_The task:_ Gather, from the data below, each line in which the word "transformers" occurs.

[Raw records]
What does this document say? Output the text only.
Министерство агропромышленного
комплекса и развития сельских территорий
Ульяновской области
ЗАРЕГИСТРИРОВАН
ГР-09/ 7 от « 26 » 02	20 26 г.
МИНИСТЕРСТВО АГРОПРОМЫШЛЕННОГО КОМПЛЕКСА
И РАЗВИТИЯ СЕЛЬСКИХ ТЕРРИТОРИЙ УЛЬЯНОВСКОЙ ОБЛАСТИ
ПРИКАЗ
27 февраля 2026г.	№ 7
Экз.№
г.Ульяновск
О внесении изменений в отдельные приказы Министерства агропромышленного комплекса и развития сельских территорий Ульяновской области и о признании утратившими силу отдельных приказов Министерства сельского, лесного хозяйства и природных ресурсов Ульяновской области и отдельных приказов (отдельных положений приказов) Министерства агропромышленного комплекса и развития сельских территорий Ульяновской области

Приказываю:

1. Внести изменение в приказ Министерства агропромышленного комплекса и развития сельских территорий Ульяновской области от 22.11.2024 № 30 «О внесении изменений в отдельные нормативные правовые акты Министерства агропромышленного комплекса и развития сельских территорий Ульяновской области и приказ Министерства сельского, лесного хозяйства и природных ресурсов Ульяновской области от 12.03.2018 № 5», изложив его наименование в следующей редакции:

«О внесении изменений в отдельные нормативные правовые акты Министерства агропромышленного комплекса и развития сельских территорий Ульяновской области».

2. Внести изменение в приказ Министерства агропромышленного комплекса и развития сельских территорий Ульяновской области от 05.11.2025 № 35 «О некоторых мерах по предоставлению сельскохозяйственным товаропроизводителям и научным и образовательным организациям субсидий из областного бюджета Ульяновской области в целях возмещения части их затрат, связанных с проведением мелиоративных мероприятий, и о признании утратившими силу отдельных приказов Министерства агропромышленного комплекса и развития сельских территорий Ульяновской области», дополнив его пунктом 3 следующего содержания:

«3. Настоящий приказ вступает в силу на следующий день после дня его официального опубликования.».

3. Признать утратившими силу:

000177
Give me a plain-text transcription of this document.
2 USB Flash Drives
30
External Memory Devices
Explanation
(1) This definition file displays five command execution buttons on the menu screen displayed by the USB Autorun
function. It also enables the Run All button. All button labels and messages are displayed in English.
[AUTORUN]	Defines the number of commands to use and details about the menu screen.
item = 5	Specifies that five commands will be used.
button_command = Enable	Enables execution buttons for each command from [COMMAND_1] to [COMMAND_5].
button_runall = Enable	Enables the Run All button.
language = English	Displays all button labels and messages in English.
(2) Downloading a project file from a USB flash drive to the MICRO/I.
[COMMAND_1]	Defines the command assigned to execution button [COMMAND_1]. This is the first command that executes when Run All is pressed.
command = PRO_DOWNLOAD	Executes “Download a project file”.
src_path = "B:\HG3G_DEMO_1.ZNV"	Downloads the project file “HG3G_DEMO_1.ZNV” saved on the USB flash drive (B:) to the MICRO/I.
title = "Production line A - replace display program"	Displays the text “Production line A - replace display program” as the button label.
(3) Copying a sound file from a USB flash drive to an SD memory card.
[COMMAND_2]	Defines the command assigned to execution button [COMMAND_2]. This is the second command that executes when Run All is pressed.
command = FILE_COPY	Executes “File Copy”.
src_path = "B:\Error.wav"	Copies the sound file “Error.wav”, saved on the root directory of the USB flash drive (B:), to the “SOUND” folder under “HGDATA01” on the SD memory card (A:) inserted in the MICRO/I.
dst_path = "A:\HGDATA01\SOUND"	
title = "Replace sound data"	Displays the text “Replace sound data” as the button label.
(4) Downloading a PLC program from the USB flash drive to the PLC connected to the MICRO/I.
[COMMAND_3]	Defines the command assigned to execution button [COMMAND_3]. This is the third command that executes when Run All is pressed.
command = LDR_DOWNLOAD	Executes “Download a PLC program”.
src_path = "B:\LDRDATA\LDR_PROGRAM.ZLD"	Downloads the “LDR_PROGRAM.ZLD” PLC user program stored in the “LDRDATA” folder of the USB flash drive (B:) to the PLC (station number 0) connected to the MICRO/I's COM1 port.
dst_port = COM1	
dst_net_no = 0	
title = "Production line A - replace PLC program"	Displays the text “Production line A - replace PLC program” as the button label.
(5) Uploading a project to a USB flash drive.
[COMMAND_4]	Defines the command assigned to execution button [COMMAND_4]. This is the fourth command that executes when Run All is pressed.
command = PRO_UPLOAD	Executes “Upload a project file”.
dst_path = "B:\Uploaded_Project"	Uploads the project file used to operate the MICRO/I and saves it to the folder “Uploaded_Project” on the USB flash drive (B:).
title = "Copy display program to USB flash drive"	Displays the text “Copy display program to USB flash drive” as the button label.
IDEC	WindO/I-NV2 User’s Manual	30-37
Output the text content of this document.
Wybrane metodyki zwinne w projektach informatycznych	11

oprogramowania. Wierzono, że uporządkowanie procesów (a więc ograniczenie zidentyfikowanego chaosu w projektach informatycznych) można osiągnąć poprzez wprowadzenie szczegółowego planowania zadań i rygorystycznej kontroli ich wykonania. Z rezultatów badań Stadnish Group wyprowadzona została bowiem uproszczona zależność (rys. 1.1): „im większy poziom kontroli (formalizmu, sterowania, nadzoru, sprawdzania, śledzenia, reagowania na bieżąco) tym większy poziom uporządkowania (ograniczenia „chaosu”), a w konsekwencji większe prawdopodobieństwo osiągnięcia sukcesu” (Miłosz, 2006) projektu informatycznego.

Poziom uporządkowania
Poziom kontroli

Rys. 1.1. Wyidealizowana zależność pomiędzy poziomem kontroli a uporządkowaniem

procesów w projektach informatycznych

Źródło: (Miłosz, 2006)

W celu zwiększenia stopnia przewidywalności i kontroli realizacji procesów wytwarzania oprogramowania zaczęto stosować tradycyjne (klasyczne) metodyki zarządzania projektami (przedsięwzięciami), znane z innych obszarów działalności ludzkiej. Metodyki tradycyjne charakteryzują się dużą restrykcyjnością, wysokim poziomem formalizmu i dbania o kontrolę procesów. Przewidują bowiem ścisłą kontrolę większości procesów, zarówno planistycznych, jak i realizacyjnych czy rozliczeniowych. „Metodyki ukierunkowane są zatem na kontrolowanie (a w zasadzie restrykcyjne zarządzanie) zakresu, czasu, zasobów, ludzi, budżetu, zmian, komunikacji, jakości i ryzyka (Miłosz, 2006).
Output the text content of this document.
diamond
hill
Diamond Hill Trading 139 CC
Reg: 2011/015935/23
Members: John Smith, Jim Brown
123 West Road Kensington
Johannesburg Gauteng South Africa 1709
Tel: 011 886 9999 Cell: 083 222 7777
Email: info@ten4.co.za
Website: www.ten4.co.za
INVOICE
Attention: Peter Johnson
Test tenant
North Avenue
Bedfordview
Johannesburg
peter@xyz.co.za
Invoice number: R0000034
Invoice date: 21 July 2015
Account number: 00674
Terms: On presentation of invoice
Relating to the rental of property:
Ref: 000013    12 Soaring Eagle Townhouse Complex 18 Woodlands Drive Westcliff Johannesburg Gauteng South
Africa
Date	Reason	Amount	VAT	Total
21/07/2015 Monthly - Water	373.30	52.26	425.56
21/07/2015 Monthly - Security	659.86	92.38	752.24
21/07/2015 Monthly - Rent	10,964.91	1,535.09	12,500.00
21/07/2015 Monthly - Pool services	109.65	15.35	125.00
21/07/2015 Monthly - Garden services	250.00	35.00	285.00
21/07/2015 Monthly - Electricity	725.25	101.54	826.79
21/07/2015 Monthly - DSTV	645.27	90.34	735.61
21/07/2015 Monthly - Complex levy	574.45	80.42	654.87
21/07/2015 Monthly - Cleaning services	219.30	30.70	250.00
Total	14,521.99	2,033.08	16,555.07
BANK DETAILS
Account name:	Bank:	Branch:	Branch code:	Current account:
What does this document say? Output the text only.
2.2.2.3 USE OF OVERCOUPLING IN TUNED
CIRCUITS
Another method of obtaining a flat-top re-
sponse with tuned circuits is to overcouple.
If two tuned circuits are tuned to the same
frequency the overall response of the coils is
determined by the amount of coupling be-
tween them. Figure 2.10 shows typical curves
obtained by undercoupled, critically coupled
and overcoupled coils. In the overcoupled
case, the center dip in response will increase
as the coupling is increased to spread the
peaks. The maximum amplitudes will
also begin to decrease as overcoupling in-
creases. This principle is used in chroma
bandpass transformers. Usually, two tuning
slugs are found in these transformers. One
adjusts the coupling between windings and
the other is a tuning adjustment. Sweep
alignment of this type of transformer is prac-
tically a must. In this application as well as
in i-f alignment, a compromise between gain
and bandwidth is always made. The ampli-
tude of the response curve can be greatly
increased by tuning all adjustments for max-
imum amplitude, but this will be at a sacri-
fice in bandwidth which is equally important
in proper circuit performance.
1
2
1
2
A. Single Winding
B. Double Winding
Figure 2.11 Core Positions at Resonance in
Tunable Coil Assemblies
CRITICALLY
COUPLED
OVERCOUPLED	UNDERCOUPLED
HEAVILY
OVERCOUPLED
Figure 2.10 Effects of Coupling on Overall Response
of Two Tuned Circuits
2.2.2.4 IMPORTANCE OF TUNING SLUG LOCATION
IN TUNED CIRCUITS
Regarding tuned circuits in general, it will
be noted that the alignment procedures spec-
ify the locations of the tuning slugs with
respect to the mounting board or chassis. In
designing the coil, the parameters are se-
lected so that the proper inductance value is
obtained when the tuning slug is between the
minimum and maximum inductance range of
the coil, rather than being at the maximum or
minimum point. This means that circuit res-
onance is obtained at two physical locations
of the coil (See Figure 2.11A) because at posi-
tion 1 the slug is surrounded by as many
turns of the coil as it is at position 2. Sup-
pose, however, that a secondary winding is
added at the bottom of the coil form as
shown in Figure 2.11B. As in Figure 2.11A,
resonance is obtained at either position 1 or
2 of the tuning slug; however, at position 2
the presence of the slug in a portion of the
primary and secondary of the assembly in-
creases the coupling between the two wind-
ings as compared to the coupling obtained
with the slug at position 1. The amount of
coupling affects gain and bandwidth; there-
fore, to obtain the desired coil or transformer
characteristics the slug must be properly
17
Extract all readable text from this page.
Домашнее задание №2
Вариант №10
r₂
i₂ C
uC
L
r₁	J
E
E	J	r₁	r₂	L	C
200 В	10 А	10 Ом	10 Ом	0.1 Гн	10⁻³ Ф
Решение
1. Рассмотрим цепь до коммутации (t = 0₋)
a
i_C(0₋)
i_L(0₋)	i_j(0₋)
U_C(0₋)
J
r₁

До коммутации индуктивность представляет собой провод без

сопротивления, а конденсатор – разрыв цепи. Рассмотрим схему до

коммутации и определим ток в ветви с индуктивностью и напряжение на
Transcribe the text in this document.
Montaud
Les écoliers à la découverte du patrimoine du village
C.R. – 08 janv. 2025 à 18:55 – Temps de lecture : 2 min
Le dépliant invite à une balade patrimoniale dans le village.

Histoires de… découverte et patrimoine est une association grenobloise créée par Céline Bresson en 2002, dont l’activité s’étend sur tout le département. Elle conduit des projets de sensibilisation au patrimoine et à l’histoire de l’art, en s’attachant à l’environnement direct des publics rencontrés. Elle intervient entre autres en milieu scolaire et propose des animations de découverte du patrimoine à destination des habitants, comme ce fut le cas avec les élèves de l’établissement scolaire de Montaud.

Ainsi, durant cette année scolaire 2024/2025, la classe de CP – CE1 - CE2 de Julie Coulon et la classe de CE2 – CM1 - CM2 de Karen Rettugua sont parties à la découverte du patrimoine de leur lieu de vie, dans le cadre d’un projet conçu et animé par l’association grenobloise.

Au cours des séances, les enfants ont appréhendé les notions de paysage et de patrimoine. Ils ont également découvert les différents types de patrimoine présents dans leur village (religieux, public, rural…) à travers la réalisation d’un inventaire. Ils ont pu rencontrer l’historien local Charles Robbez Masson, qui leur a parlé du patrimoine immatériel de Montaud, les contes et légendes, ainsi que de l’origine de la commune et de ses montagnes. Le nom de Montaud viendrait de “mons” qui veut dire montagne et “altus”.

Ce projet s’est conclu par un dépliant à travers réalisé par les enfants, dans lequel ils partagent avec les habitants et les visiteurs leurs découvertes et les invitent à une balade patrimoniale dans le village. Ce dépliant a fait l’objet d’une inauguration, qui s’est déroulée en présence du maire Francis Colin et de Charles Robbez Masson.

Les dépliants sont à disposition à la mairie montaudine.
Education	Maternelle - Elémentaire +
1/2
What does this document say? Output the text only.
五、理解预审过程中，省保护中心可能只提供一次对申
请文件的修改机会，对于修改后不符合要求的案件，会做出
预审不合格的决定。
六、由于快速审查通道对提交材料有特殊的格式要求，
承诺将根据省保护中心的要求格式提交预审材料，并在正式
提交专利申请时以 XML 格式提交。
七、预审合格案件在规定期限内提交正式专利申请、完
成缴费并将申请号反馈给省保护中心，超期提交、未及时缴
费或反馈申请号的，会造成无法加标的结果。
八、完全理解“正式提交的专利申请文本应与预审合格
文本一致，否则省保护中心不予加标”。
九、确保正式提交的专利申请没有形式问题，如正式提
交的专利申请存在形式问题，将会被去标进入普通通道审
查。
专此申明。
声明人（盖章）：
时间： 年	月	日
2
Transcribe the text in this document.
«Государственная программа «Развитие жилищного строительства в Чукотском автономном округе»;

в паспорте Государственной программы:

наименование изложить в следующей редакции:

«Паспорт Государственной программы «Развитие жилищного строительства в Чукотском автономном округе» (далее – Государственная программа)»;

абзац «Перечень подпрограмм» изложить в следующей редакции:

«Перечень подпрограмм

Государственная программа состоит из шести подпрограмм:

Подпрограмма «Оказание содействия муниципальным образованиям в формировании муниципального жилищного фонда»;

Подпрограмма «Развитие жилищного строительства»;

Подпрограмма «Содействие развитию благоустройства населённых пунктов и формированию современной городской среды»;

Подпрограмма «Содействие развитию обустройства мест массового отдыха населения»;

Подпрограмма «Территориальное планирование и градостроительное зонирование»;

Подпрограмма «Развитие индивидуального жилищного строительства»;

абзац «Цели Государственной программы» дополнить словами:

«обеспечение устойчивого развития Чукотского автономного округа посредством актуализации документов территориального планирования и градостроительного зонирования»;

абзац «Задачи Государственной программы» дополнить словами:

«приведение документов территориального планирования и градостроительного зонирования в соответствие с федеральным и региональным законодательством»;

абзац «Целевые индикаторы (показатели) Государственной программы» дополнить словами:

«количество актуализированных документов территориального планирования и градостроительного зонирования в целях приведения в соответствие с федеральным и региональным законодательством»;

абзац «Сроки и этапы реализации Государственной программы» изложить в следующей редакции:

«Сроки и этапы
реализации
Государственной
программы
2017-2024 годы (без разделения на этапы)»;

_Result below:_
bandpass transformers. Usually, two tuning
slugs are found in these transformers. One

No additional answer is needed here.